Given request — Give the data below again, word for word.

┄┄┄┄┄┄┄┄┄┄

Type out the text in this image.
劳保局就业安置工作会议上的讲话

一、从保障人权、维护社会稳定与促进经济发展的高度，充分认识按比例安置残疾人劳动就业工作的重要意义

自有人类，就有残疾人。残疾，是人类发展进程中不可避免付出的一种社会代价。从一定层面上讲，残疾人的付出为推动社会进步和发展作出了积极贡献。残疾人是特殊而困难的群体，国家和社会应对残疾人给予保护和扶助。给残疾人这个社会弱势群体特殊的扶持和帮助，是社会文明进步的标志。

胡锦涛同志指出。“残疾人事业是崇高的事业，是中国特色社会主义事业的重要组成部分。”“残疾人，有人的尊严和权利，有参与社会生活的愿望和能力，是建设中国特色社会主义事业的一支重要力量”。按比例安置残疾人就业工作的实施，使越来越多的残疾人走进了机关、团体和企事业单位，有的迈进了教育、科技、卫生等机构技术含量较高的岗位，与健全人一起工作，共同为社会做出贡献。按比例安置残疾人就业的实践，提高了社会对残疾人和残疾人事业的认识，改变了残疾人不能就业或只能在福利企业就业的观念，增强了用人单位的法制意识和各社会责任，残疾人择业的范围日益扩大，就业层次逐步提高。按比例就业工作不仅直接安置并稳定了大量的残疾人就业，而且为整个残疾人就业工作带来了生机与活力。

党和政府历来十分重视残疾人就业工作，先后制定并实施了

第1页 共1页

┄┄┄┄┄┄┄┄┄┄

Output for this exercise —
Type out the text in this image.
劳保局就业安置工作会议上的讲话

一、从保障人权、维护社会稳定与促进经济发展的高度，充分认识按比例安置残疾人劳动就业工作的重要意义

自有人类，就有残疾人。残疾，是人类发展进程中不可避免付出的一种社会代价。从一定层面上讲，残疾人的付出为推动社会进步和发展作出了积极贡献。残疾人是特殊而困难的群体，国家和社会应对残疾人给予保护和扶助。给残疾人这个社会弱势群体特殊的扶持和帮助，是社会文明进步的标志。

胡锦涛同志指出。“残疾人事业是崇高的事业，是中国特色社会主义事业的重要组成部分。”“残疾人，有人的尊严和权利，有参与社会生活的愿望和能力，是建设中国特色社会主义事业的一支重要力量”。按比例安置残疾人就业工作的实施，使越来越多的残疾人走进了机关、团体和企事业单位，有的迈进了教育、科技、卫生等机构技术含量较高的岗位，与健全人一起工作，共同为社会做出贡献。按比例安置残疾人就业的实践，提高了社会对残疾人和残疾人事业的认识，改变了残疾人不能就业或只能在福利企业就业的观念，增强了用人单位的法制意识和各社会责任，残疾人择业的范围日益扩大，就业层次逐步提高。按比例就业工作不仅直接安置并稳定了大量的残疾人就业，而且为整个残疾人就业工作带来了生机与活力。

党和政府历来十分重视残疾人就业工作，先后制定并实施了

第1页 共1页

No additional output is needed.